(Stored items)
[Start]

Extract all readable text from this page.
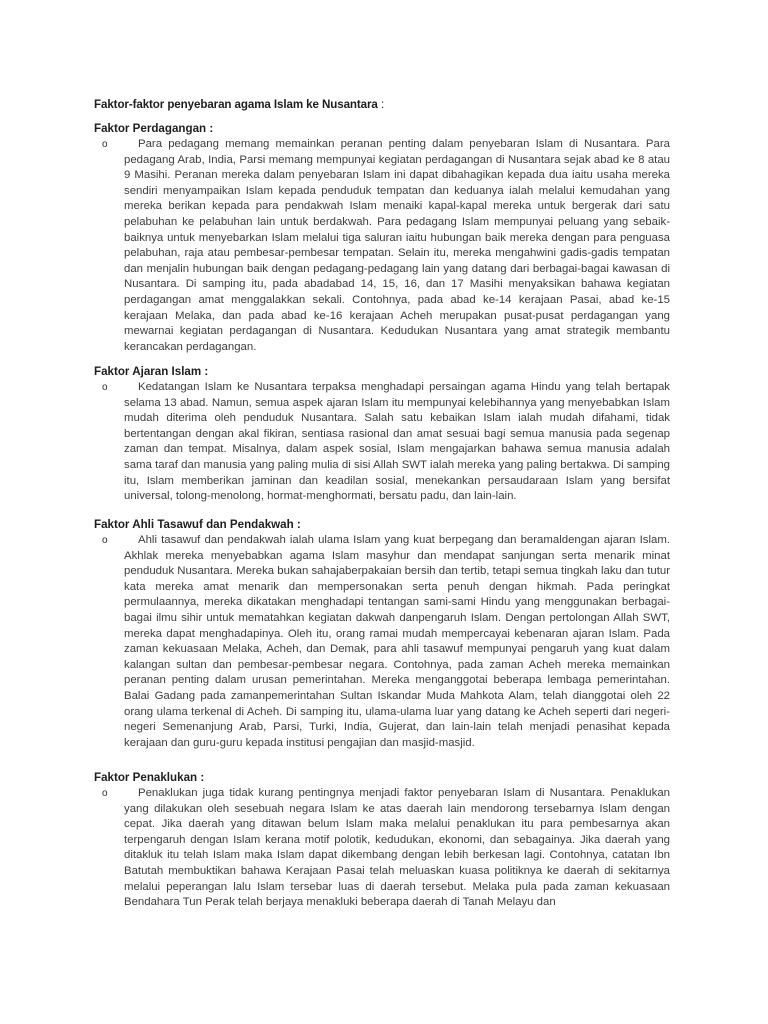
Faktor-faktor penyebaran agama Islam ke Nusantara :
Faktor Perdagangan :
o	Para pedagang memang memainkan peranan penting dalam penyebaran Islam di Nusantara. Para pedagang Arab, India, Parsi memang mempunyai kegiatan perdagangan di Nusantara sejak abad ke 8 atau 9 Masihi. Peranan mereka dalam penyebaran Islam ini dapat dibahagikan kepada dua iaitu usaha mereka sendiri menyampaikan Islam kepada penduduk tempatan dan keduanya ialah melalui kemudahan yang mereka berikan kepada para pendakwah Islam menaiki kapal-kapal mereka untuk bergerak dari satu pelabuhan ke pelabuhan lain untuk berdakwah. Para pedagang Islam mempunyai peluang yang sebaik-baiknya untuk menyebarkan Islam melalui tiga saluran iaitu hubungan baik mereka dengan para penguasa pelabuhan, raja atau pembesar-pembesar tempatan. Selain itu, mereka mengahwini gadis-gadis tempatan dan menjalin hubungan baik dengan pedagang-pedagang lain yang datang dari berbagai-bagai kawasan di Nusantara. Di samping itu, pada abadabad 14, 15, 16, dan 17 Masihi menyaksikan bahawa kegiatan perdagangan amat menggalakkan sekali. Contohnya, pada abad ke-14 kerajaan Pasai, abad ke-15 kerajaan Melaka, dan pada abad ke-16 kerajaan Acheh merupakan pusat-pusat perdagangan yang mewarnai kegiatan perdagangan di Nusantara. Kedudukan Nusantara yang amat strategik membantu kerancakan perdagangan.

Faktor Ajaran Islam :
o	Kedatangan Islam ke Nusantara terpaksa menghadapi persaingan agama Hindu yang telah bertapak selama 13 abad. Namun, semua aspek ajaran Islam itu mempunyai kelebihannya yang menyebabkan Islam mudah diterima oleh penduduk Nusantara. Salah satu kebaikan Islam ialah mudah difahami, tidak bertentangan dengan akal fikiran, sentiasa rasional dan amat sesuai bagi semua manusia pada segenap zaman dan tempat. Misalnya, dalam aspek sosial, Islam mengajarkan bahawa semua manusia adalah sama taraf dan manusia yang paling mulia di sisi Allah SWT ialah mereka yang paling bertakwa. Di samping itu, Islam memberikan jaminan dan keadilan sosial, menekankan persaudaraan Islam yang bersifat universal, tolong-menolong, hormat-menghormati, bersatu padu, dan lain-lain.

Faktor Ahli Tasawuf dan Pendakwah :
o	Ahli tasawuf dan pendakwah ialah ulama Islam yang kuat berpegang dan beramaldengan ajaran Islam. Akhlak mereka menyebabkan agama Islam masyhur dan mendapat sanjungan serta menarik minat penduduk Nusantara. Mereka bukan sahajaberpakaian bersih dan tertib, tetapi semua tingkah laku dan tutur kata mereka amat menarik dan mempersonakan serta penuh dengan hikmah. Pada peringkat permulaannya, mereka dikatakan menghadapi tentangan sami-sami Hindu yang menggunakan berbagai-bagai ilmu sihir untuk mematahkan kegiatan dakwah danpengaruh Islam. Dengan pertolongan Allah SWT, mereka dapat menghadapinya. Oleh itu, orang ramai mudah mempercayai kebenaran ajaran Islam. Pada zaman kekuasaan Melaka, Acheh, dan Demak, para ahli tasawuf mempunyai pengaruh yang kuat dalam kalangan sultan dan pembesar-pembesar negara. Contohnya, pada zaman Acheh mereka memainkan peranan penting dalam urusan pemerintahan. Mereka menganggotai beberapa lembaga pemerintahan. Balai Gadang pada zamanpemerintahan Sultan Iskandar Muda Mahkota Alam, telah dianggotai oleh 22 orang ulama terkenal di Acheh. Di samping itu, ulama-ulama luar yang datang ke Acheh seperti dari negeri-negeri Semenanjung Arab, Parsi, Turki, India, Gujerat, dan lain-lain telah menjadi penasihat kepada kerajaan dan guru-guru kepada institusi pengajian dan masjid-masjid.

Faktor Penaklukan :
o	Penaklukan juga tidak kurang pentingnya menjadi faktor penyebaran Islam di Nusantara. Penaklukan yang dilakukan oleh sesebuah negara Islam ke atas daerah lain mendorong tersebarnya Islam dengan cepat. Jika daerah yang ditawan belum Islam maka melalui penaklukan itu para pembesarnya akan terpengaruh dengan Islam kerana motif polotik, kedudukan, ekonomi, dan sebagainya. Jika daerah yang ditakluk itu telah Islam maka Islam dapat dikembang dengan lebih berkesan lagi. Contohnya, catatan Ibn Batutah membuktikan bahawa Kerajaan Pasai telah meluaskan kuasa politiknya ke daerah di sekitarnya melalui peperangan lalu Islam tersebar luas di daerah tersebut. Melaka pula pada zaman kekuasaan Bendahara Tun Perak telah berjaya menakluki beberapa daerah di Tanah Melayu dan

[End]

Check each line of the records above for the string "tidak", and report every line that has it.

## ANSWER FOR THIS EXERCISE
o	Kedatangan Islam ke Nusantara terpaksa menghadapi persaingan agama Hindu yang telah bertapak selama 13 abad. Namun, semua aspek ajaran Islam itu mempunyai kelebihannya yang menyebabkan Islam mudah diterima oleh penduduk Nusantara. Salah satu kebaikan Islam ialah mudah difahami, tidak bertentangan dengan akal fikiran, sentiasa rasional dan amat sesuai bagi semua manusia pada segenap zaman dan tempat. Misalnya, dalam aspek sosial, Islam mengajarkan bahawa semua manusia adalah sama taraf dan manusia yang paling mulia di sisi Allah SWT ialah mereka yang paling bertakwa. Di samping itu, Islam memberikan jaminan dan keadilan sosial, menekankan persaudaraan Islam yang bersifat universal, tolong-menolong, hormat-menghormati, bersatu padu, dan lain-lain.
o	Penaklukan juga tidak kurang pentingnya menjadi faktor penyebaran Islam di Nusantara. Penaklukan yang dilakukan oleh sesebuah negara Islam ke atas daerah lain mendorong tersebarnya Islam dengan cepat. Jika daerah yang ditawan belum Islam maka melalui penaklukan itu para pembesarnya akan terpengaruh dengan Islam kerana motif polotik, kedudukan, ekonomi, dan sebagainya. Jika daerah yang ditakluk itu telah Islam maka Islam dapat dikembang dengan lebih berkesan lagi. Contohnya, catatan Ibn Batutah membuktikan bahawa Kerajaan Pasai telah meluaskan kuasa politiknya ke daerah di sekitarnya melalui peperangan lalu Islam tersebar luas di daerah tersebut. Melaka pula pada zaman kekuasaan Bendahara Tun Perak telah berjaya menakluki beberapa daerah di Tanah Melayu dan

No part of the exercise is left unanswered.